Passage given:

PROUD TO WORK WITH FASHION’S MOST AMBITIOUS MANUFACTURERS
We are only as good as the manufacturers we work with and ours are as good as they come. Like us, they nerd out over material sourcing, how to lower the environmental impact of production and which innovations will keep us all moving forward. Like family, we challenge each other to do better, leaning on each other's expertise to solve problems and push what is possible, all while staying true to who we are and the values we stand for.
We believe this close relationship is pretty unique. We work shoulder-to-shoulder with a consolidated group of just 60 manufacturers, with a core group of 24 manufacturers producing 80% of our products. These manufacturers are true craftspeople, raising standards across the industry from pioneering the development of sustainable materials to developing more people and planet friendly ways to operate.
It’s also one of the reasons why we are focusing on increasing our transparency. For us, the more open we are, the more we can continuously improve. Through our Manufacturing Map, we list the main manufacturers we work with, detailing what they are about, where they are based and how they operate. And, with codes of conduct, human rights policies, protocols and other checks-and-balances in place, we are doing the work to ensure our products are being made more ethically and responsibly.

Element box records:
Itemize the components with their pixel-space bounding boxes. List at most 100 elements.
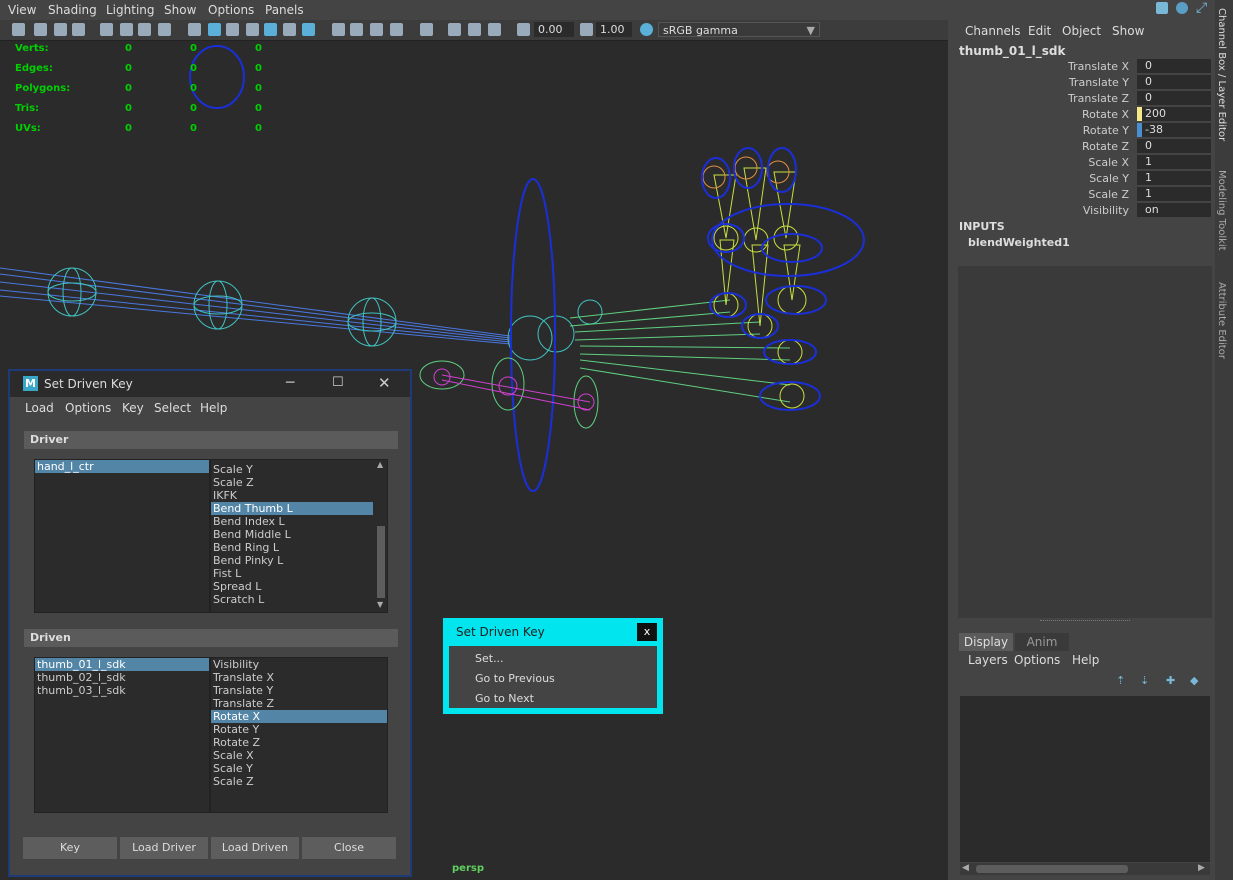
key-button[interactable]: Key [23, 837, 117, 859]
menu-panels[interactable]: Panels [265, 3, 304, 17]
exposure-icon[interactable] [517, 23, 530, 36]
resolution-gate-icon[interactable] [138, 23, 151, 36]
driven-section-header[interactable]: Driven [24, 629, 398, 647]
new-layer-selected-icon[interactable]: ◆ [1190, 674, 1204, 687]
list-item[interactable]: hand_l_ctr [35, 460, 209, 473]
menu-load[interactable]: Load [25, 401, 54, 415]
list-item[interactable]: thumb_03_l_sdk [35, 684, 209, 697]
list-item[interactable]: Bend Middle L [211, 528, 387, 541]
list-item[interactable]: IKFK [211, 489, 387, 502]
list-item[interactable]: Translate Y [211, 684, 387, 697]
menu-view[interactable]: View [8, 3, 36, 17]
channel-field-rotate-y[interactable]: -38 [1137, 123, 1211, 137]
list-item[interactable]: thumb_01_l_sdk [35, 658, 209, 671]
menu-layers[interactable]: Layers [968, 653, 1008, 667]
camera-icon[interactable] [12, 23, 25, 36]
menu-key[interactable]: Key [122, 401, 144, 415]
load-driven-button[interactable]: Load Driven [211, 837, 299, 859]
menu-select[interactable]: Select [154, 401, 191, 415]
channel-field-translate-x[interactable]: 0 [1137, 59, 1211, 73]
channel-field-translate-z[interactable]: 0 [1137, 91, 1211, 105]
gate-mask-icon[interactable] [158, 23, 171, 36]
popup-item-set[interactable]: Set... [475, 652, 504, 665]
list-item[interactable]: Rotate X [211, 710, 387, 723]
transform-icon[interactable] [1156, 2, 1168, 14]
camera-lock-icon[interactable] [34, 23, 47, 36]
menu-edit[interactable]: Edit [1028, 24, 1051, 38]
colorspace-dropdown[interactable]: sRGB gamma ▼ [658, 22, 820, 37]
list-item[interactable]: Bend Thumb L [211, 502, 373, 515]
side-tab-attribute-editor[interactable]: Attribute Editor [1216, 282, 1227, 359]
smooth-shade-icon[interactable] [208, 23, 221, 36]
side-tab-modeling-toolkit[interactable]: Modeling Toolkit [1216, 170, 1227, 251]
backface-culling-icon[interactable] [488, 23, 501, 36]
menu-options[interactable]: Options [1014, 653, 1060, 667]
channel-field-scale-y[interactable]: 1 [1137, 171, 1211, 185]
exposure-field[interactable]: 0.00 [534, 22, 574, 37]
menu-options[interactable]: Options [65, 401, 111, 415]
list-item[interactable]: Translate X [211, 671, 387, 684]
textured-icon[interactable] [264, 23, 277, 36]
color-management-icon[interactable] [640, 23, 653, 36]
tab-display[interactable]: Display [959, 633, 1013, 651]
side-tab-channel-box[interactable]: Channel Box / Layer Editor [1216, 8, 1227, 141]
channel-field-scale-x[interactable]: 1 [1137, 155, 1211, 169]
channel-field-translate-y[interactable]: 0 [1137, 75, 1211, 89]
channel-label-rotate-y[interactable]: Rotate Y [1083, 124, 1129, 137]
menu-object[interactable]: Object [1062, 24, 1101, 38]
close-button[interactable]: Close [302, 837, 396, 859]
motion-blur-icon[interactable] [350, 23, 363, 36]
channel-field-rotate-z[interactable]: 0 [1137, 139, 1211, 153]
bookmark-icon[interactable] [54, 23, 67, 36]
image-plane-icon[interactable] [72, 23, 85, 36]
window-titlebar[interactable]: M Set Driven Key ─ ☐ ✕ [10, 371, 410, 397]
default-material-icon[interactable] [226, 23, 239, 36]
close-icon[interactable]: ✕ [378, 374, 391, 392]
driven-object-list[interactable]: thumb_01_l_sdk thumb_02_l_sdk thumb_03_l… [34, 657, 210, 813]
scrollbar-thumb[interactable] [976, 865, 1128, 873]
list-item[interactable]: Bend Index L [211, 515, 387, 528]
channel-field-visibility[interactable]: on [1137, 203, 1211, 217]
list-item[interactable]: Scratch L [211, 593, 387, 606]
driven-attribute-list[interactable]: Visibility Translate X Translate Y Trans… [210, 657, 388, 813]
scrollbar-thumb[interactable] [377, 526, 385, 598]
input-node-name[interactable]: blendWeighted1 [968, 236, 1070, 249]
maximize-icon[interactable]: ☐ [332, 375, 344, 390]
menu-show[interactable]: Show [164, 3, 196, 17]
channel-field-rotate-x[interactable]: 200 [1137, 107, 1211, 121]
popup-close-button[interactable]: x [637, 623, 657, 641]
new-layer-icon[interactable]: ✚ [1166, 674, 1180, 687]
wireframe-on-shaded-icon[interactable] [246, 23, 259, 36]
menu-shading[interactable]: Shading [48, 3, 97, 17]
list-item[interactable]: Scale Y [211, 463, 387, 476]
shape-icon[interactable] [1176, 2, 1188, 14]
scroll-right-icon[interactable]: ▶ [1198, 863, 1205, 873]
list-item[interactable]: thumb_02_l_sdk [35, 671, 209, 684]
list-item[interactable]: Scale Y [211, 762, 387, 775]
shadows-icon[interactable] [302, 23, 315, 36]
channel-label-translate-x[interactable]: Translate X [1068, 60, 1129, 73]
list-item[interactable]: Scale Z [211, 476, 387, 489]
list-item[interactable]: Rotate Y [211, 723, 387, 736]
list-item[interactable]: Rotate Z [211, 736, 387, 749]
ambient-occlusion-icon[interactable] [332, 23, 345, 36]
channel-label-translate-z[interactable]: Translate Z [1068, 92, 1129, 105]
list-item[interactable]: Translate Z [211, 697, 387, 710]
load-driver-button[interactable]: Load Driver [120, 837, 208, 859]
popup-item-go-previous[interactable]: Go to Previous [475, 672, 555, 685]
list-item[interactable]: Spread L [211, 580, 387, 593]
gamma-field[interactable]: 1.00 [596, 22, 632, 37]
menu-help[interactable]: Help [200, 401, 227, 415]
menu-show[interactable]: Show [1112, 24, 1144, 38]
expand-icon[interactable]: ⤢ [1196, 0, 1207, 16]
channel-label-rotate-x[interactable]: Rotate X [1082, 108, 1129, 121]
channel-label-translate-y[interactable]: Translate Y [1069, 76, 1129, 89]
scroll-down-icon[interactable]: ▼ [377, 600, 383, 609]
wireframe-icon[interactable] [188, 23, 201, 36]
xray-joints-icon[interactable] [468, 23, 481, 36]
scroll-up-icon[interactable]: ▲ [377, 460, 383, 469]
film-gate-icon[interactable] [120, 23, 133, 36]
tab-anim[interactable]: Anim [1015, 633, 1069, 651]
menu-help[interactable]: Help [1072, 653, 1099, 667]
list-item[interactable]: Scale Z [211, 775, 387, 788]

Set tasks:
A. Retype the passage on the company's manufacturers from "PROUD TO WORK" to "we stand for.".
B. According to the passage on the company's manufacturers, why is the company focusing on increasing its transparency? Answer in one to three sentences.
You won't need the items for this work.

Solutions for each task:
A.
PROUD TO WORK WITH FASHION’S MOST AMBITIOUS MANUFACTURERS
We are only as good as the manufacturers we work with and ours are as good as they come. Like us, they nerd out over material sourcing, how to lower the environmental impact of production and which innovations will keep us all moving forward. Like family, we challenge each other to do better, leaning on each other's expertise to solve problems and push what is possible, all while staying true to who we are and the values we stand for.

B. The company believes that the more open it is, the more it can continuously improve.